Dataset records:
-=-=-

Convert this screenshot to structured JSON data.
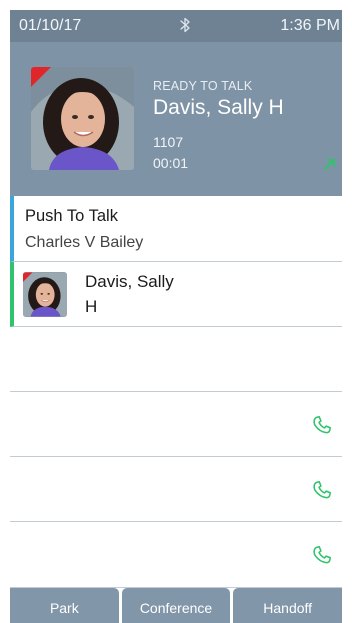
{
  "status_bar": {
    "date": "01/10/17",
    "time": "1:36 PM",
    "icon": "bluetooth-icon"
  },
  "call": {
    "status": "READY TO TALK",
    "name": "Davis, Sally H",
    "extension": "1107",
    "timer": "00:01",
    "direction_icon": "outgoing-arrow-icon"
  },
  "list": {
    "ptt": {
      "title": "Push To Talk",
      "subtitle": "Charles V Bailey"
    },
    "contact": {
      "name": "Davis, Sally H"
    },
    "empty_rows": [
      {
        "icon": "phone-icon"
      },
      {
        "icon": "phone-icon"
      },
      {
        "icon": "phone-icon"
      },
      {
        "icon": "phone-icon"
      }
    ]
  },
  "softkeys": [
    {
      "label": "Park"
    },
    {
      "label": "Conference"
    },
    {
      "label": "Handoff"
    }
  ],
  "colors": {
    "header": "#7f93a6",
    "status_bar": "#6e8294",
    "ptt_accent": "#3aa6dc",
    "contact_accent": "#2fc36b",
    "phone_green": "#2fc36b",
    "softkey": "#8196a9"
  }
}
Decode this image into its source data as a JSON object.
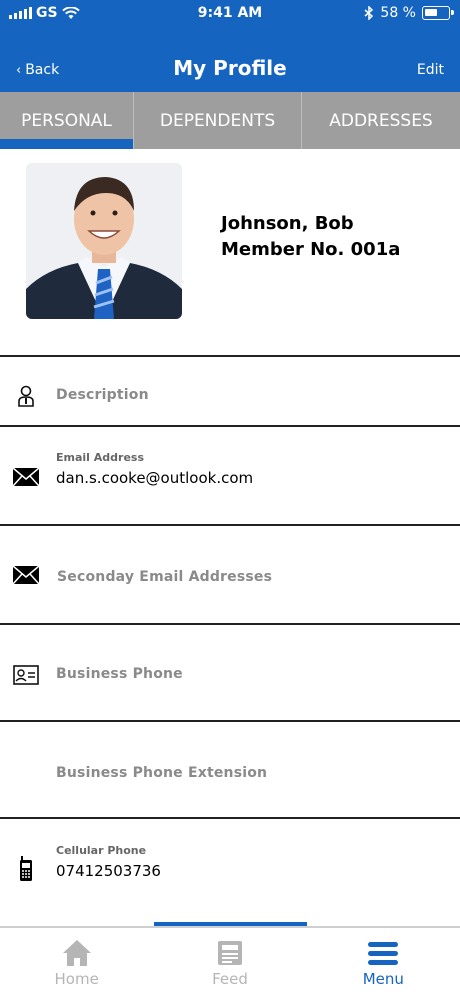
{
  "status_bar": {
    "carrier": "GS",
    "time": "9:41 AM",
    "battery_pct": "58 %",
    "battery_level": 0.58
  },
  "nav": {
    "back_label": "Back",
    "title": "My Profile",
    "edit_label": "Edit"
  },
  "tabs": [
    {
      "label": "PERSONAL",
      "active": true
    },
    {
      "label": "DEPENDENTS",
      "active": false
    },
    {
      "label": "ADDRESSES",
      "active": false
    }
  ],
  "profile": {
    "name": "Johnson, Bob",
    "member_no": "Member No. 001a"
  },
  "fields": [
    {
      "icon": "person-icon",
      "label": "",
      "placeholder": "Description",
      "value": ""
    },
    {
      "icon": "envelope-icon",
      "label": "Email Address",
      "placeholder": "",
      "value": "dan.s.cooke@outlook.com"
    },
    {
      "icon": "envelope-icon",
      "label": "",
      "placeholder": "Seconday Email Addresses",
      "value": ""
    },
    {
      "icon": "contact-card-icon",
      "label": "",
      "placeholder": "Business Phone",
      "value": ""
    },
    {
      "icon": "",
      "label": "",
      "placeholder": "Business Phone Extension",
      "value": ""
    },
    {
      "icon": "cellphone-icon",
      "label": "Cellular Phone",
      "placeholder": "",
      "value": "07412503736"
    }
  ],
  "bottom_nav": [
    {
      "label": "Home",
      "icon": "home-icon",
      "active": false
    },
    {
      "label": "Feed",
      "icon": "feed-icon",
      "active": false
    },
    {
      "label": "Menu",
      "icon": "menu-icon",
      "active": true
    }
  ],
  "colors": {
    "brand": "#1565c0",
    "tab_bg": "#9e9e9e",
    "inactive_nav": "#b5b5b5"
  }
}
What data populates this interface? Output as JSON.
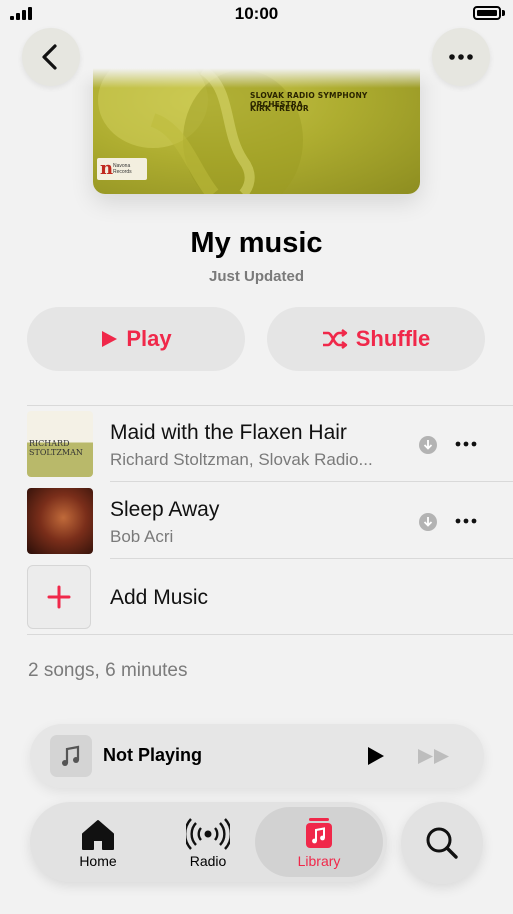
{
  "status_bar": {
    "time": "10:00"
  },
  "cover": {
    "orchestra": "SLOVAK RADIO SYMPHONY ORCHESTRA",
    "conductor": "KIRK TREVOR",
    "label_initial": "n",
    "label_name": "Navona Records"
  },
  "header": {
    "back_icon": "chevron-left-icon",
    "more_icon": "ellipsis-icon"
  },
  "playlist": {
    "title": "My music",
    "subtitle": "Just Updated"
  },
  "actions": {
    "play_label": "Play",
    "shuffle_label": "Shuffle"
  },
  "songs": [
    {
      "title": "Maid with the Flaxen Hair",
      "artist": "Richard Stoltzman, Slovak Radio...",
      "art_text": "RICHARD STOLTZMAN"
    },
    {
      "title": "Sleep Away",
      "artist": "Bob Acri"
    }
  ],
  "add_music": {
    "label": "Add Music"
  },
  "summary": "2 songs, 6 minutes",
  "mini_player": {
    "status": "Not Playing"
  },
  "tabs": [
    {
      "label": "Home",
      "icon": "home-icon"
    },
    {
      "label": "Radio",
      "icon": "radio-icon"
    },
    {
      "label": "Library",
      "icon": "library-icon",
      "selected": true
    }
  ],
  "colors": {
    "accent": "#f0284a",
    "background": "#f2f2f2"
  }
}
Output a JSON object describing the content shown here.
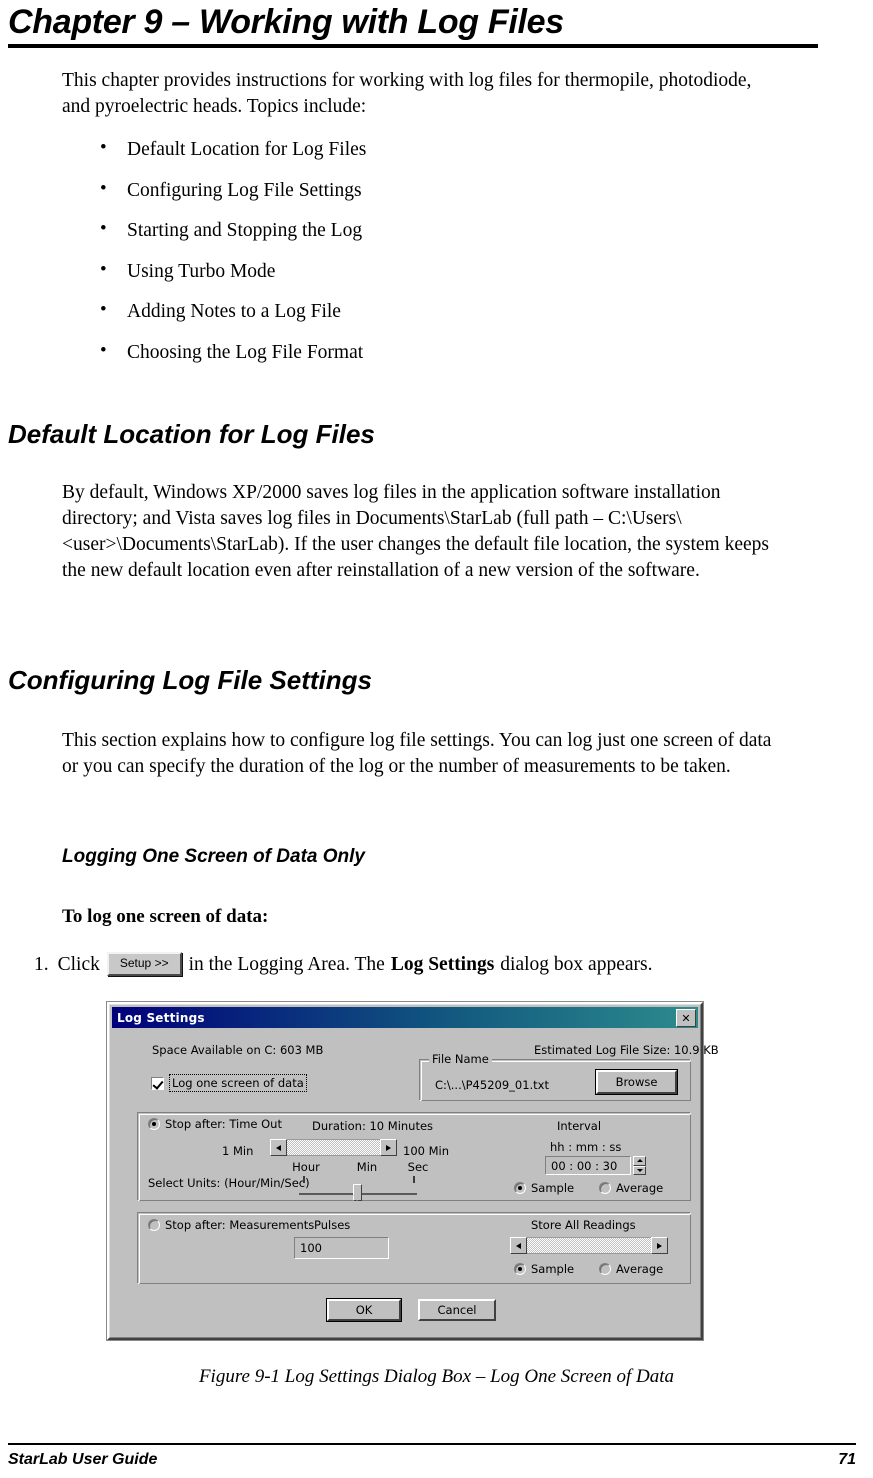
{
  "chapter": {
    "title": "Chapter 9 – Working with Log Files",
    "intro": "This chapter provides instructions for working with log files for thermopile, photodiode, and pyroelectric heads. Topics include:",
    "topics": [
      "Default Location for Log Files",
      "Configuring Log File Settings",
      "Starting and Stopping the Log",
      "Using Turbo Mode",
      "Adding Notes to a Log File",
      "Choosing the Log File Format"
    ]
  },
  "sections": {
    "default_location": {
      "heading": "Default Location for Log Files",
      "body": "By default, Windows XP/2000 saves log files in the application software installation directory; and Vista saves log files in Documents\\StarLab (full path – C:\\Users\\<user>\\Documents\\StarLab). If the user changes the default file location, the system keeps the new default location even after reinstallation of a new version of the software."
    },
    "configuring": {
      "heading": "Configuring Log File Settings",
      "body": "This section explains how to configure log file settings. You can log just one screen of data or you can specify the duration of the log or the number of measurements to be taken.",
      "subheading": "Logging One Screen of Data Only",
      "lead_in": "To log one screen of data:",
      "step": {
        "number": "1.",
        "text_before": "Click",
        "button_label": "Setup >>",
        "text_middle": "in the Logging Area. The",
        "bold_term": "Log Settings",
        "text_after": "dialog box appears."
      }
    }
  },
  "dialog": {
    "title": "Log Settings",
    "close_label": "✕",
    "space_available": "Space Available on C: 603 MB",
    "estimated_size": "Estimated Log File Size: 10.9 KB",
    "log_one_screen": {
      "label": "Log one screen of data",
      "checked": true
    },
    "file_name": {
      "caption": "File Name",
      "value": "C:\\...\\P45209_01.txt",
      "browse_label": "Browse"
    },
    "time_out_group": {
      "radio_label": "Stop after: Time Out",
      "duration_label": "Duration: 10 Minutes",
      "slider_min_label": "1 Min",
      "slider_max_label": "100 Min",
      "units_label": "Select Units: (Hour/Min/Sec)",
      "unit_ticks": [
        "Hour",
        "Min",
        "Sec"
      ],
      "selected_unit": "Min",
      "interval_caption": "Interval",
      "interval_format": "hh : mm : ss",
      "interval_value": "00 : 00 : 30",
      "sample_label": "Sample",
      "average_label": "Average",
      "selected_mode": "Sample"
    },
    "measurements_group": {
      "radio_label": "Stop after: Measurements",
      "pulses_label": "Pulses",
      "pulses_value": "100",
      "store_all_label": "Store All Readings",
      "sample_label": "Sample",
      "average_label": "Average",
      "selected_mode": "Sample"
    },
    "ok_label": "OK",
    "cancel_label": "Cancel"
  },
  "figure_caption": "Figure 9-1 Log Settings Dialog Box – Log One Screen of Data",
  "footer": {
    "left": "StarLab User Guide",
    "page_number": "71"
  },
  "colors": {
    "titlebar_start": "#00007b",
    "titlebar_end": "#2c8c8c",
    "dialog_face": "#c0c0c0"
  }
}
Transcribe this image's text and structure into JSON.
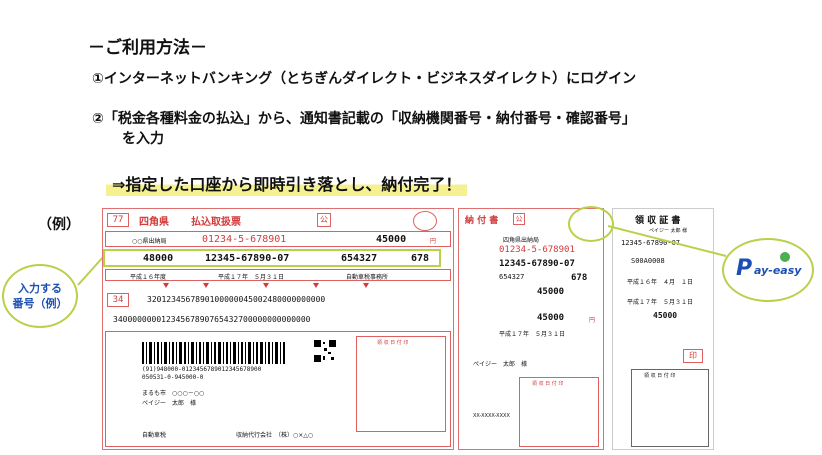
{
  "title": "－ご利用方法－",
  "steps": {
    "s1": "①インターネットバンキング（とちぎんダイレクト・ビジネスダイレクト）にログイン",
    "s2a": "②「税金各種料金の払込」から、通知書記載の「収納機関番号・納付番号・確認番号」",
    "s2b": "を入力"
  },
  "result": "⇒指定した口座から即時引き落とし、納付完了！",
  "example_label": "（例）",
  "callout": {
    "line1": "入力する",
    "line2": "番号（例）"
  },
  "slip": {
    "code": "77",
    "pref": "四角県",
    "form_name": "払込取扱票",
    "ko": "公",
    "payee": "○○県出納局",
    "account": "01234-5-678901",
    "amount": "45000",
    "yen": "円",
    "shuno": "48000",
    "nofu": "12345-67890-07",
    "kakunin": "654327",
    "other_num": "678",
    "year_label": "平成１６年度",
    "deadline": "平成１７年　５月３１日",
    "tax_office": "自動車税事務所",
    "ocr_code": "34",
    "ocr1": "3201234567890100000045002480000000000",
    "ocr2": "34000000001234567890765432700000000000000",
    "barcode_text1": "(91)948000-0123456789012345678900",
    "barcode_text2": "050531-0-945000-0",
    "addr": "まるも市　○○○－○○",
    "name": "ペイジー　太郎　様",
    "car": "自動車税",
    "agent": "収納代行会社　（株）○×△○",
    "stamp": "領 収 日 付 印"
  },
  "slip2": {
    "title": "納 付 書",
    "ko": "公",
    "payee": "四角県出納局",
    "account": "01234-5-678901",
    "nofu": "12345-67890-07",
    "kakunin": "654327",
    "other_num": "678",
    "amount": "45000",
    "total": "45000",
    "yen": "円",
    "deadline": "平成１７年　５月３１日",
    "name": "ペイジー　太郎　様",
    "tel": "XX-XXXX-XXXX",
    "stamp": "領 収 日 付 印"
  },
  "slip3": {
    "title": "領 収 証 書",
    "name": "ペイジー 太郎 様",
    "account": "12345-67890-07",
    "receipt_no": "S00A0008",
    "date1": "平成１６年　４月　１日",
    "date2": "平成１７年　５月３１日",
    "amount": "45000",
    "stamp": "印",
    "stamp2": "領 収 日 付 印"
  },
  "logo": {
    "text": "ay-easy",
    "p": "P"
  },
  "colors": {
    "accent_green": "#b7d24a",
    "slip_red": "#d43a3a",
    "highlight": "#f6f190"
  }
}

-=-=-

Goal -> Go through the material above and copy each line that has the word "Sally".

Response for this exercise ->
    "name": "Davis, Sally H",
      "name": "Davis, Sally H"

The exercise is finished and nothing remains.